## OBJECTIVE
Update the lines of the items from the line with "inner-petal xyxy=(259,221,801,619)" to the line with "set-label: FG24 xyxy=(544,763,617,799)": replace "set-label" with "group-label" and keep everything else the same. Give back only those lines.
----------------
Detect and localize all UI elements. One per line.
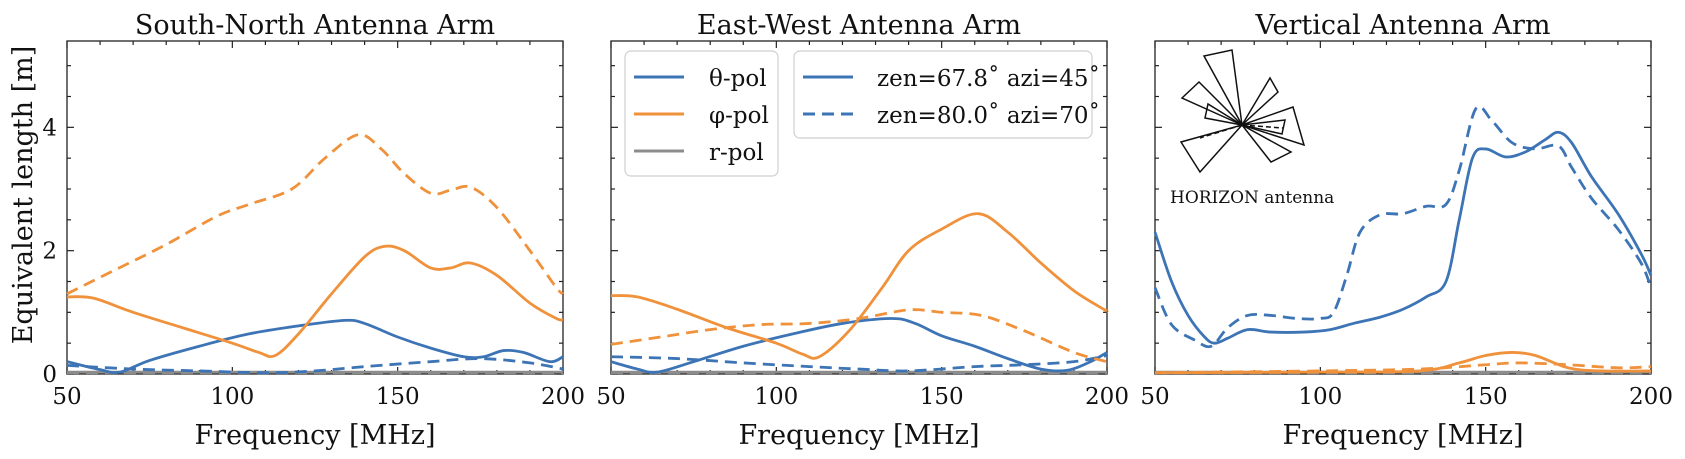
inset-label: HORIZON antenna bbox=[1170, 188, 1334, 208]
x-tick-label: 50 bbox=[52, 384, 81, 410]
x-axis-label: Frequency [MHz] bbox=[194, 420, 435, 451]
legend-label-phi: φ-pol bbox=[709, 103, 769, 129]
y-tick-label: 2 bbox=[42, 239, 57, 265]
legend-direction: zen=67.8˚ azi=45˚ zen=80.0˚ azi=70˚ bbox=[793, 50, 1100, 139]
x-tick-label: 100 bbox=[1298, 384, 1342, 410]
series-line-theta-dashed bbox=[66, 357, 564, 375]
series-line-phi-dashed bbox=[66, 133, 564, 296]
legend-label-solid: zen=67.8˚ azi=45˚ bbox=[877, 65, 1100, 92]
series-line-phi-solid bbox=[66, 244, 564, 358]
y-tick-label: 4 bbox=[42, 115, 57, 141]
x-tick-label: 150 bbox=[920, 384, 964, 410]
legend-label-r: r-pol bbox=[709, 140, 764, 166]
horizon-antenna-icon bbox=[1179, 49, 1306, 174]
series-line-phi-dashed bbox=[1154, 361, 1652, 375]
series-line-theta-solid bbox=[610, 317, 1108, 374]
x-tick-label: 100 bbox=[754, 384, 798, 410]
panel-title: East-West Antenna Arm bbox=[697, 10, 1021, 41]
series-line-theta-dashed bbox=[610, 354, 1108, 373]
panel-title: South-North Antenna Arm bbox=[135, 10, 495, 41]
x-axis-label: Frequency [MHz] bbox=[738, 420, 979, 451]
x-tick-label: 200 bbox=[1629, 384, 1673, 410]
x-tick-label: 150 bbox=[376, 384, 420, 410]
series-line-phi-solid bbox=[1154, 351, 1652, 375]
x-tick-label: 100 bbox=[210, 384, 254, 410]
x-tick-label: 200 bbox=[541, 384, 585, 410]
y-axis-label: Equivalent length [m] bbox=[8, 46, 39, 345]
panel-south-north: South-North Antenna Arm Frequency [MHz] … bbox=[42, 10, 585, 451]
series-line-phi-solid bbox=[610, 212, 1109, 360]
y-tick-label: 0 bbox=[42, 362, 57, 388]
panel-vertical: Vertical Antenna Arm Frequency [MHz] 50 1… bbox=[1140, 10, 1673, 451]
x-tick-label: 50 bbox=[1140, 384, 1169, 410]
x-tick-label: 200 bbox=[1085, 384, 1129, 410]
series-line-theta-solid bbox=[66, 318, 564, 375]
legend-label-dashed: zen=80.0˚ azi=70˚ bbox=[877, 102, 1100, 129]
x-tick-label: 150 bbox=[1464, 384, 1508, 410]
series-line-theta-solid bbox=[1153, 130, 1653, 345]
series-line-theta-dashed bbox=[1153, 105, 1653, 349]
legend-polarization: θ-pol φ-pol r-pol bbox=[624, 50, 779, 177]
x-tick-label: 50 bbox=[596, 384, 625, 410]
x-axis-label: Frequency [MHz] bbox=[1282, 420, 1523, 451]
legend-label-theta: θ-pol bbox=[709, 66, 767, 92]
panel-east-west: East-West Antenna Arm Frequency [MHz] 50… bbox=[596, 10, 1129, 451]
panel-title: Vertical Antenna Arm bbox=[1254, 10, 1550, 41]
series-line-phi-dashed bbox=[610, 308, 1108, 364]
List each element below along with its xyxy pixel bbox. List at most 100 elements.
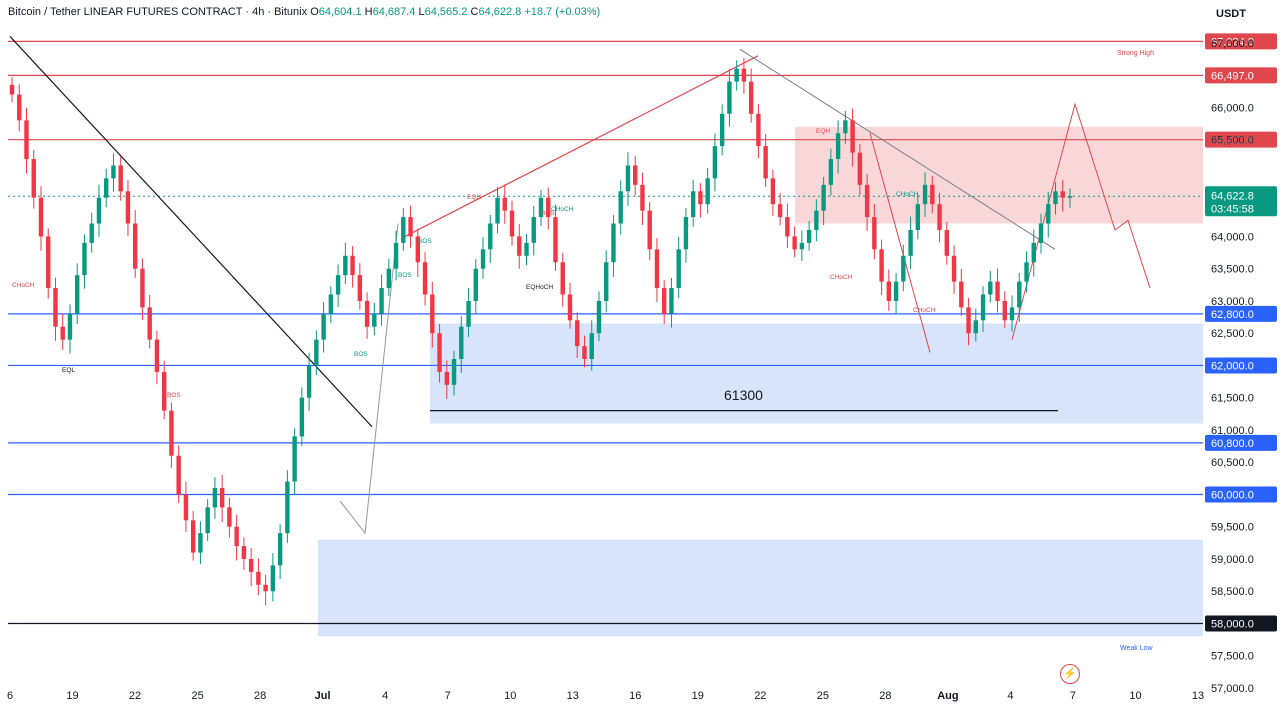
candle-body xyxy=(792,236,797,250)
candle-body xyxy=(901,255,906,282)
candle-body xyxy=(1002,300,1007,321)
candle-body xyxy=(1067,196,1073,198)
candle-body xyxy=(502,197,507,211)
price-tag xyxy=(1205,615,1277,632)
lightning-icon[interactable]: ⚡ xyxy=(1060,664,1080,684)
price-tag xyxy=(1205,305,1277,322)
candle-body xyxy=(575,320,580,347)
low-label: L xyxy=(418,6,425,18)
candle-body xyxy=(1024,262,1029,282)
price-tag-label: 66,497.0 xyxy=(1211,70,1254,82)
forecast-path xyxy=(1011,102,1151,340)
candle-body xyxy=(89,223,94,243)
open-label: O xyxy=(310,6,319,18)
y-tick-label: 59,000.0 xyxy=(1211,554,1254,566)
smc-label: EQH xyxy=(467,194,481,201)
projection-path xyxy=(339,223,399,535)
y-tick-label: 64,000.0 xyxy=(1211,231,1254,243)
candle-body xyxy=(241,546,247,559)
candle-body xyxy=(227,507,232,527)
last-price-label: 64,622.8 xyxy=(1211,190,1254,202)
candle-body xyxy=(944,229,950,256)
candle-body xyxy=(770,178,776,205)
candle-body xyxy=(843,120,848,134)
change-value: +18.7 (+0.03%) xyxy=(524,6,601,18)
candle-body xyxy=(966,307,971,334)
candle-body xyxy=(386,268,392,289)
candle-body xyxy=(647,210,652,250)
candle-body xyxy=(430,294,435,334)
x-tick-label: 19 xyxy=(66,690,78,702)
low-value: 64,565.2 xyxy=(424,6,468,18)
candle-body xyxy=(915,204,921,230)
candle-body xyxy=(893,281,899,301)
smc-label: BOS xyxy=(398,272,412,279)
candle-body xyxy=(154,339,160,372)
candle-body xyxy=(1053,191,1058,205)
candle-body xyxy=(850,120,855,153)
x-tick-label: 7 xyxy=(445,690,451,702)
candle-body xyxy=(31,159,36,198)
candle-body xyxy=(1009,307,1015,321)
candle-body xyxy=(306,365,312,398)
y-tick-label: 63,500.0 xyxy=(1211,264,1254,276)
candle-body xyxy=(82,242,87,276)
candle-body xyxy=(328,294,334,314)
candle-body xyxy=(959,281,964,308)
price-tag-label: 60,800.0 xyxy=(1211,438,1254,450)
y-tick-label: 61,500.0 xyxy=(1211,393,1254,405)
candle-body xyxy=(995,281,1000,301)
price-tag-label: 62,800.0 xyxy=(1211,309,1254,321)
uptrend-line xyxy=(404,55,759,237)
candle-body xyxy=(1060,191,1065,198)
currency-label: USDT xyxy=(1216,8,1246,20)
price-tag-label: 65,500.0 xyxy=(1211,135,1254,147)
open-value: 64,604.1 xyxy=(318,6,362,18)
candle-body xyxy=(683,217,689,250)
candle-body xyxy=(401,217,406,243)
candle-body xyxy=(669,288,674,314)
candle-body xyxy=(560,262,565,295)
candle-body xyxy=(930,184,935,205)
last-price-tag xyxy=(1205,186,1277,217)
price-tag xyxy=(1205,434,1277,451)
candle-body xyxy=(661,288,667,314)
candle-body xyxy=(727,81,732,114)
candle-body xyxy=(1031,242,1036,263)
candle-body xyxy=(821,184,826,211)
candle-body xyxy=(951,255,957,282)
candle-body xyxy=(67,313,73,340)
zones-layer xyxy=(318,126,1203,637)
candle-body xyxy=(806,229,812,243)
x-tick-label: 19 xyxy=(692,690,704,702)
smc-label: BOS xyxy=(418,238,432,245)
smc-label: CHoCH xyxy=(913,307,936,314)
symbol-title: Bitcoin / Tether LINEAR FUTURES CONTRACT… xyxy=(8,6,308,18)
candle-body xyxy=(364,300,370,327)
candle-body xyxy=(372,313,377,327)
candle-body xyxy=(705,178,710,205)
y-tick-label: 67,000.0 xyxy=(1211,38,1254,50)
y-tick-label: 57,000.0 xyxy=(1211,683,1254,695)
candle-body xyxy=(17,94,22,121)
countdown-label: 03:45:58 xyxy=(1211,203,1254,215)
drop-arrow xyxy=(869,133,931,353)
x-tick-label: 25 xyxy=(817,690,829,702)
candle-body xyxy=(604,262,609,301)
candle-body xyxy=(277,533,283,566)
candle-body xyxy=(140,268,145,308)
candle-body xyxy=(357,275,363,301)
candle-body xyxy=(517,236,522,256)
candle-body xyxy=(212,488,218,508)
candle-body xyxy=(125,191,131,224)
high-label: H xyxy=(364,6,373,18)
descending-line xyxy=(739,48,1056,250)
candle-body xyxy=(640,184,645,211)
price-tag xyxy=(1205,67,1277,84)
x-tick-label: 28 xyxy=(254,690,266,702)
candle-body xyxy=(879,249,884,282)
smc-label: CHoCH xyxy=(12,282,35,289)
candle-body xyxy=(198,533,203,553)
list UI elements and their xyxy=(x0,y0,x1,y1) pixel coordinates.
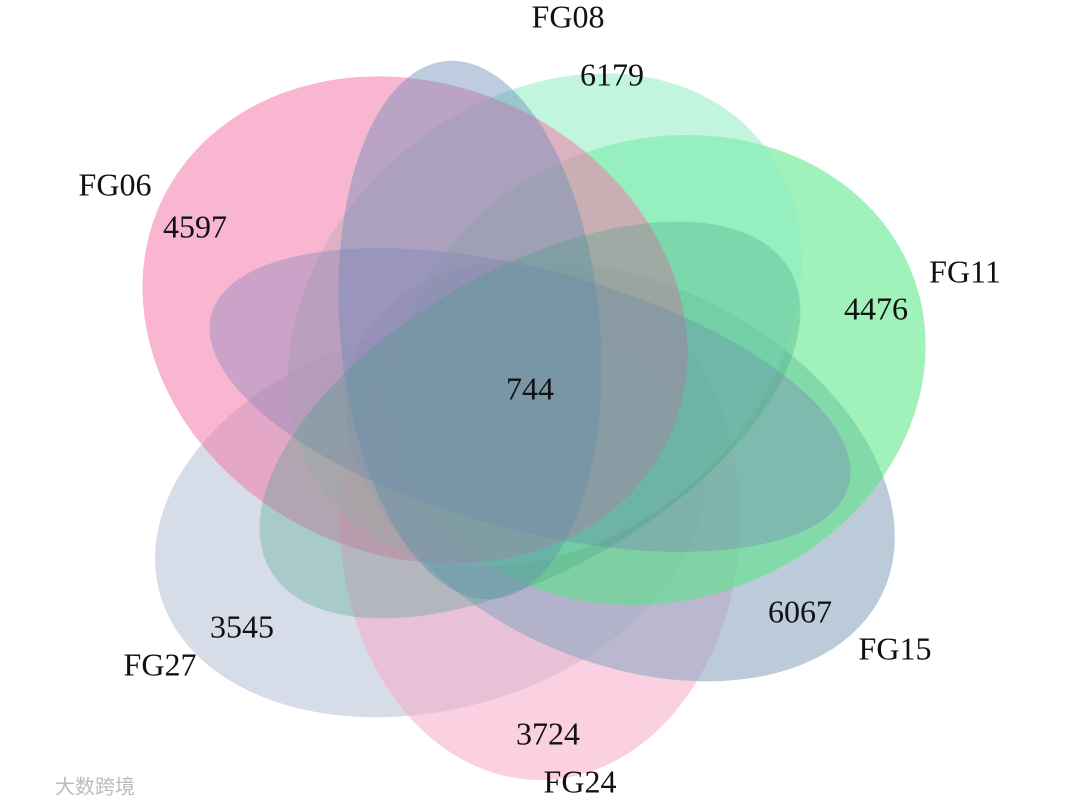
inner-petal xyxy=(259,221,801,619)
set-label: FG08 xyxy=(532,0,605,34)
watermark: 大数跨境 xyxy=(55,775,135,799)
core-count: 744 xyxy=(506,370,554,406)
petals xyxy=(142,60,926,780)
set-count: 4597 xyxy=(163,208,227,244)
set-label: FG15 xyxy=(859,630,932,666)
set-count: 4476 xyxy=(844,290,908,326)
set-label: FG24 xyxy=(544,763,617,799)
set-count: 3724 xyxy=(516,715,580,751)
set-label: FG06 xyxy=(79,166,152,202)
set-count: 6067 xyxy=(768,593,832,629)
set-count: 6179 xyxy=(580,56,644,92)
set-count: 3545 xyxy=(210,608,274,644)
set-label: FG11 xyxy=(929,253,1001,289)
set-label: FG27 xyxy=(124,646,197,682)
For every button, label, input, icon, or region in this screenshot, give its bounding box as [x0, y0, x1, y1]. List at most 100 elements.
----------------
## THE RESPONSE
inner-petal xyxy=(259,221,801,619)
group-label: FG08 xyxy=(532,0,605,34)
watermark: 大数跨境 xyxy=(55,775,135,799)
core-count: 744 xyxy=(506,370,554,406)
petals xyxy=(142,60,926,780)
set-count: 4597 xyxy=(163,208,227,244)
group-label: FG15 xyxy=(859,630,932,666)
set-count: 4476 xyxy=(844,290,908,326)
group-label: FG24 xyxy=(544,763,617,799)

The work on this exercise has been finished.